- _Working data_
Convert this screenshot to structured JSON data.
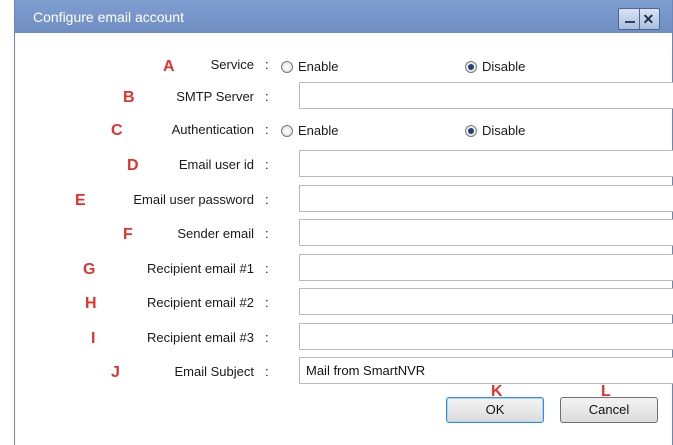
{
  "window": {
    "title": "Configure email account"
  },
  "letters": [
    "A",
    "B",
    "C",
    "D",
    "E",
    "F",
    "G",
    "H",
    "I",
    "J",
    "K",
    "L"
  ],
  "fields": {
    "service": {
      "label": "Service",
      "enable": "Enable",
      "disable": "Disable",
      "selected": "Disable"
    },
    "smtp": {
      "label": "SMTP Server",
      "value": ""
    },
    "auth": {
      "label": "Authentication",
      "enable": "Enable",
      "disable": "Disable",
      "selected": "Disable"
    },
    "user_id": {
      "label": "Email user id",
      "value": ""
    },
    "user_password": {
      "label": "Email user password",
      "value": ""
    },
    "sender": {
      "label": "Sender email",
      "value": ""
    },
    "recipient1": {
      "label": "Recipient email #1",
      "value": ""
    },
    "recipient2": {
      "label": "Recipient email #2",
      "value": ""
    },
    "recipient3": {
      "label": "Recipient email #3",
      "value": ""
    },
    "subject": {
      "label": "Email Subject",
      "value": "Mail from SmartNVR"
    }
  },
  "colon": ":",
  "buttons": {
    "ok": "OK",
    "cancel": "Cancel"
  },
  "colors": {
    "titlebar": "#7e9ed0",
    "marker": "#e0322e",
    "ok_focus": "#3b8cd8"
  }
}
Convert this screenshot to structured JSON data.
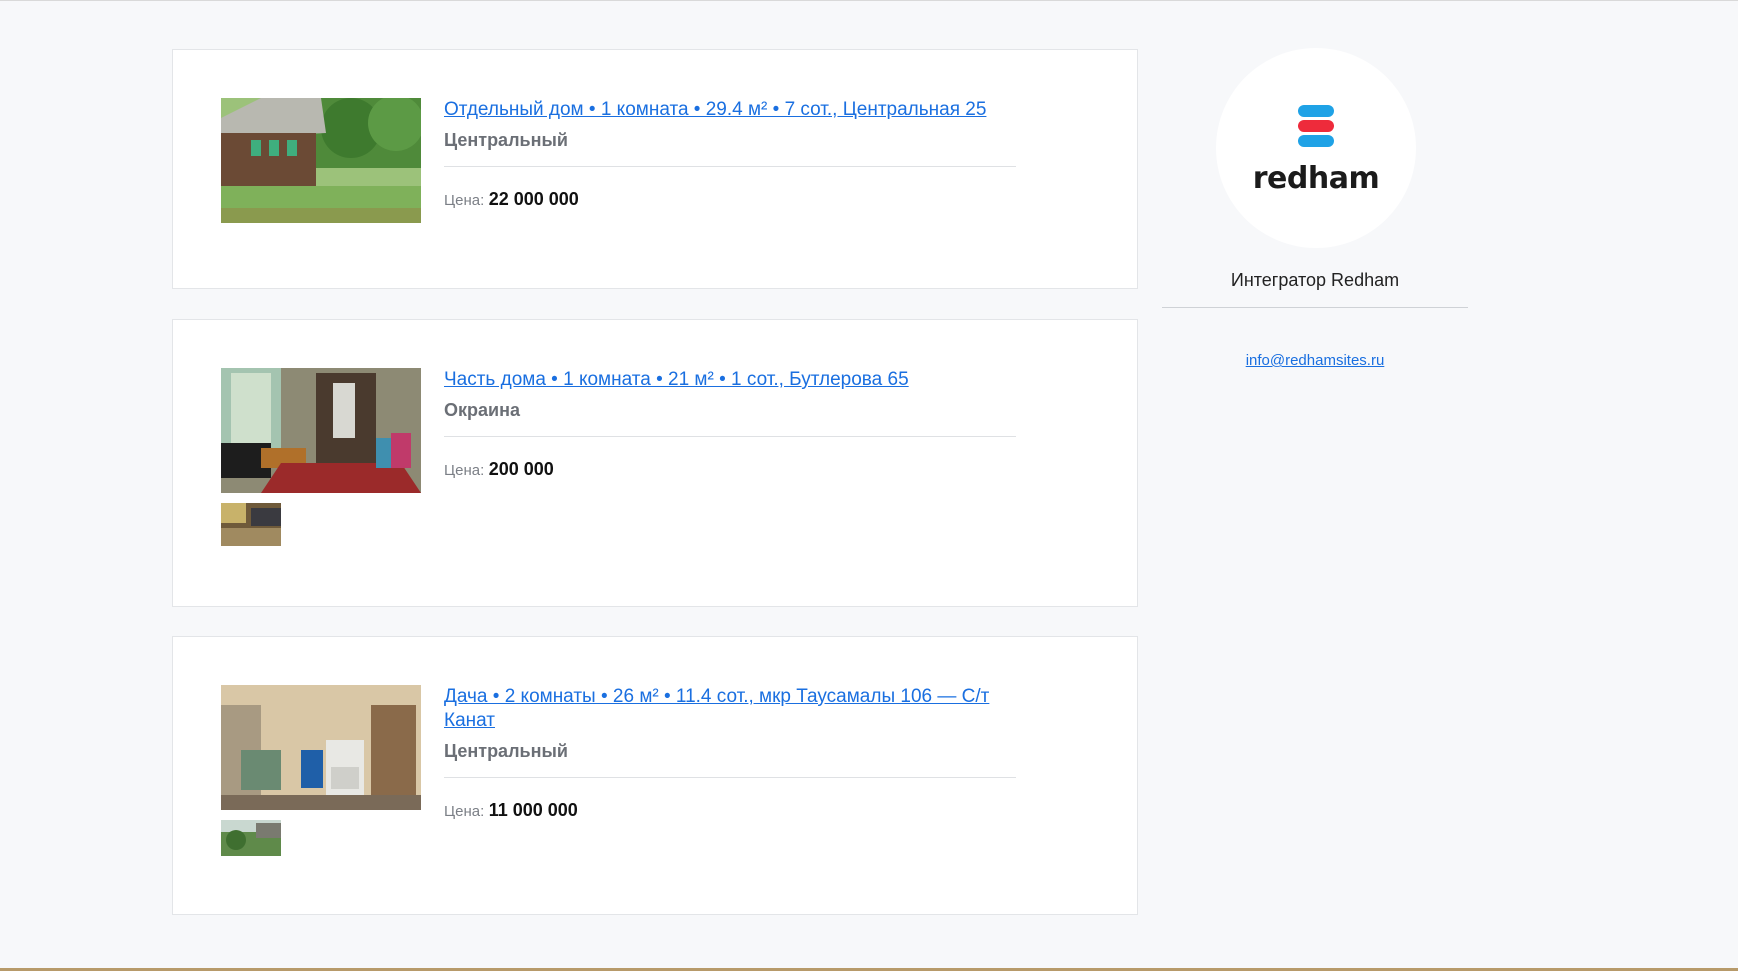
{
  "listings": [
    {
      "title": "Отдельный дом • 1 комната • 29.4 м² • 7 сот., Центральная 25",
      "district": "Центральный",
      "price_label": "Цена:",
      "price": "22 000 000"
    },
    {
      "title": "Часть дома • 1 комната • 21 м² • 1 сот., Бутлерова 65",
      "district": "Окраина",
      "price_label": "Цена:",
      "price": "200 000"
    },
    {
      "title": "Дача • 2 комнаты • 26 м² • 11.4 сот., мкр Таусамалы 106 — С/т Канат",
      "district": "Центральный",
      "price_label": "Цена:",
      "price": "11 000 000"
    }
  ],
  "agent": {
    "logo_text": "redham",
    "name": "Интегратор Redham",
    "email": "info@redhamsites.ru",
    "colors": {
      "logo_blue": "#1fa2e6",
      "logo_red": "#ee2b3b"
    }
  }
}
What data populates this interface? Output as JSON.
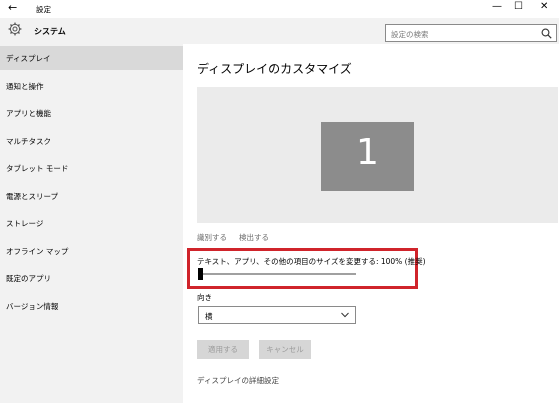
{
  "window": {
    "back_icon": "arrow-left-icon",
    "title": "設定",
    "minimize_icon": "minimize-icon",
    "maximize_icon": "maximize-icon",
    "close_icon": "close-icon"
  },
  "sidebar": {
    "header": "システム",
    "header_icon": "gear-icon",
    "items": [
      {
        "label": "ディスプレイ",
        "active": true
      },
      {
        "label": "通知と操作"
      },
      {
        "label": "アプリと機能"
      },
      {
        "label": "マルチタスク"
      },
      {
        "label": "タブレット モード"
      },
      {
        "label": "電源とスリープ"
      },
      {
        "label": "ストレージ"
      },
      {
        "label": "オフライン マップ"
      },
      {
        "label": "既定のアプリ"
      },
      {
        "label": "バージョン情報"
      }
    ]
  },
  "search": {
    "placeholder": "設定の検索",
    "icon": "search-icon"
  },
  "main": {
    "title": "ディスプレイのカスタマイズ",
    "monitor_number": "1",
    "identify_link": "識別する",
    "detect_link": "検出する",
    "scale_label": "テキスト、アプリ、その他の項目のサイズを変更する: 100% (推奨)",
    "scale_value_percent": 0,
    "orientation_label": "向き",
    "orientation_value": "横",
    "apply_button": "適用する",
    "cancel_button": "キャンセル",
    "advanced_link": "ディスプレイの詳細設定"
  },
  "colors": {
    "highlight": "#d0242b",
    "sidebar_bg": "#f2f2f2",
    "monitor": "#8c8c8c"
  }
}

- _What is needed_
Copy each line of the records precisely and drop any images they hold.

- _Reply to the task_
Convert this screenshot to structured JSON data.
{
  "window": {
    "title": "Configure email account"
  },
  "letters": [
    "A",
    "B",
    "C",
    "D",
    "E",
    "F",
    "G",
    "H",
    "I",
    "J",
    "K",
    "L"
  ],
  "fields": {
    "service": {
      "label": "Service",
      "enable": "Enable",
      "disable": "Disable",
      "selected": "Disable"
    },
    "smtp": {
      "label": "SMTP Server",
      "value": ""
    },
    "auth": {
      "label": "Authentication",
      "enable": "Enable",
      "disable": "Disable",
      "selected": "Disable"
    },
    "user_id": {
      "label": "Email user id",
      "value": ""
    },
    "user_password": {
      "label": "Email user password",
      "value": ""
    },
    "sender": {
      "label": "Sender email",
      "value": ""
    },
    "recipient1": {
      "label": "Recipient email #1",
      "value": ""
    },
    "recipient2": {
      "label": "Recipient email #2",
      "value": ""
    },
    "recipient3": {
      "label": "Recipient email #3",
      "value": ""
    },
    "subject": {
      "label": "Email Subject",
      "value": "Mail from SmartNVR"
    }
  },
  "colon": ":",
  "buttons": {
    "ok": "OK",
    "cancel": "Cancel"
  },
  "colors": {
    "titlebar": "#7e9ed0",
    "marker": "#e0322e",
    "ok_focus": "#3b8cd8"
  }
}
Convert this screenshot to structured JSON data.
{
  "listings": [
    {
      "title": "Отдельный дом • 1 комната • 29.4 м² • 7 сот., Центральная 25",
      "district": "Центральный",
      "price_label": "Цена:",
      "price": "22 000 000"
    },
    {
      "title": "Часть дома • 1 комната • 21 м² • 1 сот., Бутлерова 65",
      "district": "Окраина",
      "price_label": "Цена:",
      "price": "200 000"
    },
    {
      "title": "Дача • 2 комнаты • 26 м² • 11.4 сот., мкр Таусамалы 106 — С/т Канат",
      "district": "Центральный",
      "price_label": "Цена:",
      "price": "11 000 000"
    }
  ],
  "agent": {
    "logo_text": "redham",
    "name": "Интегратор Redham",
    "email": "info@redhamsites.ru",
    "colors": {
      "logo_blue": "#1fa2e6",
      "logo_red": "#ee2b3b"
    }
  }
}
What data populates this interface? Output as JSON.
{
  "window": {
    "back_icon": "arrow-left-icon",
    "title": "設定",
    "minimize_icon": "minimize-icon",
    "maximize_icon": "maximize-icon",
    "close_icon": "close-icon"
  },
  "sidebar": {
    "header": "システム",
    "header_icon": "gear-icon",
    "items": [
      {
        "label": "ディスプレイ",
        "active": true
      },
      {
        "label": "通知と操作"
      },
      {
        "label": "アプリと機能"
      },
      {
        "label": "マルチタスク"
      },
      {
        "label": "タブレット モード"
      },
      {
        "label": "電源とスリープ"
      },
      {
        "label": "ストレージ"
      },
      {
        "label": "オフライン マップ"
      },
      {
        "label": "既定のアプリ"
      },
      {
        "label": "バージョン情報"
      }
    ]
  },
  "search": {
    "placeholder": "設定の検索",
    "icon": "search-icon"
  },
  "main": {
    "title": "ディスプレイのカスタマイズ",
    "monitor_number": "1",
    "identify_link": "識別する",
    "detect_link": "検出する",
    "scale_label": "テキスト、アプリ、その他の項目のサイズを変更する: 100% (推奨)",
    "scale_value_percent": 0,
    "orientation_label": "向き",
    "orientation_value": "横",
    "apply_button": "適用する",
    "cancel_button": "キャンセル",
    "advanced_link": "ディスプレイの詳細設定"
  },
  "colors": {
    "highlight": "#d0242b",
    "sidebar_bg": "#f2f2f2",
    "monitor": "#8c8c8c"
  }
}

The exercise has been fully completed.